Give all of the lines again exactly as they read.
━━━ Data shown ━━━
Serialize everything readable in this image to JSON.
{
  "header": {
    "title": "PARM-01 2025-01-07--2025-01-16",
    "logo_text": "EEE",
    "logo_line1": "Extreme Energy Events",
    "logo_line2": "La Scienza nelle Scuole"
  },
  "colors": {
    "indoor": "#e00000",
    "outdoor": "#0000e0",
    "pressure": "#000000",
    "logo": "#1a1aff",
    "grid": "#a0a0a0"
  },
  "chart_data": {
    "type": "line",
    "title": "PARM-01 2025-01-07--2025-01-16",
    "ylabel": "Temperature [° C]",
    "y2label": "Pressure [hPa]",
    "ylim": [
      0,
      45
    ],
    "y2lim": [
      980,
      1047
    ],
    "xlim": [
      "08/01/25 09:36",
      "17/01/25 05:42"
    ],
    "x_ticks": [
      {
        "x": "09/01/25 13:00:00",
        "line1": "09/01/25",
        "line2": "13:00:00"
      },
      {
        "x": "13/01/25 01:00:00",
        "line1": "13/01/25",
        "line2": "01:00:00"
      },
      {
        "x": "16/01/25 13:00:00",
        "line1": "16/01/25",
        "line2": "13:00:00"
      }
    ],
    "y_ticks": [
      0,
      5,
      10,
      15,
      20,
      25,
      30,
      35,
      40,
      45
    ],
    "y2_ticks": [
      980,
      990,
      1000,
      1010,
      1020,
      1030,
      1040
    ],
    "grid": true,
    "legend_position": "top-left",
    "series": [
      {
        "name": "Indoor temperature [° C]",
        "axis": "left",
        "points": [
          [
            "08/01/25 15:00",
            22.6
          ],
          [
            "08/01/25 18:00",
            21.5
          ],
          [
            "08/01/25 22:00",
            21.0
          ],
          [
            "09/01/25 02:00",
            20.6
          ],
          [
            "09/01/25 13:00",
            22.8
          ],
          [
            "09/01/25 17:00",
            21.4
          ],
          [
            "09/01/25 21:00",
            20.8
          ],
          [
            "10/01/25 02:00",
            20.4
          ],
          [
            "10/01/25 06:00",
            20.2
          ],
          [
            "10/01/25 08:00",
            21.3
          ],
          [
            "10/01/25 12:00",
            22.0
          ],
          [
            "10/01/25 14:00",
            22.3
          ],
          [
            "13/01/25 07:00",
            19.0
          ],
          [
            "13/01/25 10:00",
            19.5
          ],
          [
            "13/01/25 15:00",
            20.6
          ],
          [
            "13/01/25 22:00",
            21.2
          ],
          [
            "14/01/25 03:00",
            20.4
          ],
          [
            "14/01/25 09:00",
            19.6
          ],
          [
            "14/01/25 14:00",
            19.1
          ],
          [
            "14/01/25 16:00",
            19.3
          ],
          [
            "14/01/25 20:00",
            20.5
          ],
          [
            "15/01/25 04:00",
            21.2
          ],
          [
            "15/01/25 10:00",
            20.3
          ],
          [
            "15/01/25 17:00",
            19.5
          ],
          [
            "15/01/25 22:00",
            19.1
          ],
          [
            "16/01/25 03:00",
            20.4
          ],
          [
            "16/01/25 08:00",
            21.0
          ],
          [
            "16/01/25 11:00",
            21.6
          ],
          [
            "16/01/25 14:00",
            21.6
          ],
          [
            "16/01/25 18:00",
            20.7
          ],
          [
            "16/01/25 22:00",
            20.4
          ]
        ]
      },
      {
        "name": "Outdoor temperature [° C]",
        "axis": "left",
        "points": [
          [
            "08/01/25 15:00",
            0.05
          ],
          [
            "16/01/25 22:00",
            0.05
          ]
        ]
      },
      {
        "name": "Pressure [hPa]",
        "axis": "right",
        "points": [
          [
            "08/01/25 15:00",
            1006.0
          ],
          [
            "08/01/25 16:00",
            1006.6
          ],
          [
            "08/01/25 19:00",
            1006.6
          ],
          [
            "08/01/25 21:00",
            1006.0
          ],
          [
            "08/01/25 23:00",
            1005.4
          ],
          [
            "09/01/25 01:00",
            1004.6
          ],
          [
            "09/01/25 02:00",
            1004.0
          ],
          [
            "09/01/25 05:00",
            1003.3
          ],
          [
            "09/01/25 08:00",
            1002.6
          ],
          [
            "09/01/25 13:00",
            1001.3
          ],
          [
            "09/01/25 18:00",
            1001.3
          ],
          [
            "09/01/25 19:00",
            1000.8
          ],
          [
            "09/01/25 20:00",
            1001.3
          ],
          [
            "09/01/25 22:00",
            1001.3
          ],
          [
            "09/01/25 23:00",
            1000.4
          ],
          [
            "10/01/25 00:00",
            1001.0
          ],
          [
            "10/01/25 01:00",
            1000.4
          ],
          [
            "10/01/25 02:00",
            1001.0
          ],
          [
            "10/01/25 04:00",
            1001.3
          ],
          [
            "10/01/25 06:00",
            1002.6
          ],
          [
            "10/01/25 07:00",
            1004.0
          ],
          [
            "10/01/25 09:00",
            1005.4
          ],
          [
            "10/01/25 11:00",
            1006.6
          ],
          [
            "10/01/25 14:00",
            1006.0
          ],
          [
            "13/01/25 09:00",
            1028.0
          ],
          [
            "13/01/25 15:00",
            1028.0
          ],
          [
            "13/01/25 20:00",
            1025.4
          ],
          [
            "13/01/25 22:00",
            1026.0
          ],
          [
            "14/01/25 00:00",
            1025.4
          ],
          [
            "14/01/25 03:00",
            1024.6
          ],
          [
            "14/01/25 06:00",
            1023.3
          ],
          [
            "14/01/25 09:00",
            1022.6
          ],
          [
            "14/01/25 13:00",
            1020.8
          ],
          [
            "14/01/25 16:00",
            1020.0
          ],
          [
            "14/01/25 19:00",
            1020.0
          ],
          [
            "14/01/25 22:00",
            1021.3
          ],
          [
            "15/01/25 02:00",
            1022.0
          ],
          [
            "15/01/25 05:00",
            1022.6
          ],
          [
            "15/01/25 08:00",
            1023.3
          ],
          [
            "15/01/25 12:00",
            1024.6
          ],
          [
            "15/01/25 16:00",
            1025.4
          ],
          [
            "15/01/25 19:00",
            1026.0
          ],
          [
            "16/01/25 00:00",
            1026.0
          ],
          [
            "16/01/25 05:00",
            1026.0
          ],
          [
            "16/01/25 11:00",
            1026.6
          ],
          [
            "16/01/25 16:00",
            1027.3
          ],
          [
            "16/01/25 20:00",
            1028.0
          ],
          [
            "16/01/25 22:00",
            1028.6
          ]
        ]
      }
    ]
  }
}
━━━
→ **Task response**:
Serialize everything readable in this image to JSON.
{
  "header": {
    "title": "PARM-01 2025-01-07--2025-01-16",
    "logo_text": "EEE",
    "logo_line1": "Extreme Energy Events",
    "logo_line2": "La Scienza nelle Scuole"
  },
  "colors": {
    "indoor": "#e00000",
    "outdoor": "#0000e0",
    "pressure": "#000000",
    "logo": "#1a1aff",
    "grid": "#a0a0a0"
  },
  "chart_data": {
    "type": "line",
    "title": "PARM-01 2025-01-07--2025-01-16",
    "ylabel": "Temperature [° C]",
    "y2label": "Pressure [hPa]",
    "ylim": [
      0,
      45
    ],
    "y2lim": [
      980,
      1047
    ],
    "xlim": [
      "08/01/25 09:36",
      "17/01/25 05:42"
    ],
    "x_ticks": [
      {
        "x": "09/01/25 13:00:00",
        "line1": "09/01/25",
        "line2": "13:00:00"
      },
      {
        "x": "13/01/25 01:00:00",
        "line1": "13/01/25",
        "line2": "01:00:00"
      },
      {
        "x": "16/01/25 13:00:00",
        "line1": "16/01/25",
        "line2": "13:00:00"
      }
    ],
    "y_ticks": [
      0,
      5,
      10,
      15,
      20,
      25,
      30,
      35,
      40,
      45
    ],
    "y2_ticks": [
      980,
      990,
      1000,
      1010,
      1020,
      1030,
      1040
    ],
    "grid": true,
    "legend_position": "top-left",
    "series": [
      {
        "name": "Indoor temperature [° C]",
        "axis": "left",
        "points": [
          [
            "08/01/25 15:00",
            22.6
          ],
          [
            "08/01/25 18:00",
            21.5
          ],
          [
            "08/01/25 22:00",
            21.0
          ],
          [
            "09/01/25 02:00",
            20.6
          ],
          [
            "09/01/25 13:00",
            22.8
          ],
          [
            "09/01/25 17:00",
            21.4
          ],
          [
            "09/01/25 21:00",
            20.8
          ],
          [
            "10/01/25 02:00",
            20.4
          ],
          [
            "10/01/25 06:00",
            20.2
          ],
          [
            "10/01/25 08:00",
            21.3
          ],
          [
            "10/01/25 12:00",
            22.0
          ],
          [
            "10/01/25 14:00",
            22.3
          ],
          [
            "13/01/25 07:00",
            19.0
          ],
          [
            "13/01/25 10:00",
            19.5
          ],
          [
            "13/01/25 15:00",
            20.6
          ],
          [
            "13/01/25 22:00",
            21.2
          ],
          [
            "14/01/25 03:00",
            20.4
          ],
          [
            "14/01/25 09:00",
            19.6
          ],
          [
            "14/01/25 14:00",
            19.1
          ],
          [
            "14/01/25 16:00",
            19.3
          ],
          [
            "14/01/25 20:00",
            20.5
          ],
          [
            "15/01/25 04:00",
            21.2
          ],
          [
            "15/01/25 10:00",
            20.3
          ],
          [
            "15/01/25 17:00",
            19.5
          ],
          [
            "15/01/25 22:00",
            19.1
          ],
          [
            "16/01/25 03:00",
            20.4
          ],
          [
            "16/01/25 08:00",
            21.0
          ],
          [
            "16/01/25 11:00",
            21.6
          ],
          [
            "16/01/25 14:00",
            21.6
          ],
          [
            "16/01/25 18:00",
            20.7
          ],
          [
            "16/01/25 22:00",
            20.4
          ]
        ]
      },
      {
        "name": "Outdoor temperature [° C]",
        "axis": "left",
        "points": [
          [
            "08/01/25 15:00",
            0.05
          ],
          [
            "16/01/25 22:00",
            0.05
          ]
        ]
      },
      {
        "name": "Pressure [hPa]",
        "axis": "right",
        "points": [
          [
            "08/01/25 15:00",
            1006.0
          ],
          [
            "08/01/25 16:00",
            1006.6
          ],
          [
            "08/01/25 19:00",
            1006.6
          ],
          [
            "08/01/25 21:00",
            1006.0
          ],
          [
            "08/01/25 23:00",
            1005.4
          ],
          [
            "09/01/25 01:00",
            1004.6
          ],
          [
            "09/01/25 02:00",
            1004.0
          ],
          [
            "09/01/25 05:00",
            1003.3
          ],
          [
            "09/01/25 08:00",
            1002.6
          ],
          [
            "09/01/25 13:00",
            1001.3
          ],
          [
            "09/01/25 18:00",
            1001.3
          ],
          [
            "09/01/25 19:00",
            1000.8
          ],
          [
            "09/01/25 20:00",
            1001.3
          ],
          [
            "09/01/25 22:00",
            1001.3
          ],
          [
            "09/01/25 23:00",
            1000.4
          ],
          [
            "10/01/25 00:00",
            1001.0
          ],
          [
            "10/01/25 01:00",
            1000.4
          ],
          [
            "10/01/25 02:00",
            1001.0
          ],
          [
            "10/01/25 04:00",
            1001.3
          ],
          [
            "10/01/25 06:00",
            1002.6
          ],
          [
            "10/01/25 07:00",
            1004.0
          ],
          [
            "10/01/25 09:00",
            1005.4
          ],
          [
            "10/01/25 11:00",
            1006.6
          ],
          [
            "10/01/25 14:00",
            1006.0
          ],
          [
            "13/01/25 09:00",
            1028.0
          ],
          [
            "13/01/25 15:00",
            1028.0
          ],
          [
            "13/01/25 20:00",
            1025.4
          ],
          [
            "13/01/25 22:00",
            1026.0
          ],
          [
            "14/01/25 00:00",
            1025.4
          ],
          [
            "14/01/25 03:00",
            1024.6
          ],
          [
            "14/01/25 06:00",
            1023.3
          ],
          [
            "14/01/25 09:00",
            1022.6
          ],
          [
            "14/01/25 13:00",
            1020.8
          ],
          [
            "14/01/25 16:00",
            1020.0
          ],
          [
            "14/01/25 19:00",
            1020.0
          ],
          [
            "14/01/25 22:00",
            1021.3
          ],
          [
            "15/01/25 02:00",
            1022.0
          ],
          [
            "15/01/25 05:00",
            1022.6
          ],
          [
            "15/01/25 08:00",
            1023.3
          ],
          [
            "15/01/25 12:00",
            1024.6
          ],
          [
            "15/01/25 16:00",
            1025.4
          ],
          [
            "15/01/25 19:00",
            1026.0
          ],
          [
            "16/01/25 00:00",
            1026.0
          ],
          [
            "16/01/25 05:00",
            1026.0
          ],
          [
            "16/01/25 11:00",
            1026.6
          ],
          [
            "16/01/25 16:00",
            1027.3
          ],
          [
            "16/01/25 20:00",
            1028.0
          ],
          [
            "16/01/25 22:00",
            1028.6
          ]
        ]
      }
    ]
  }
}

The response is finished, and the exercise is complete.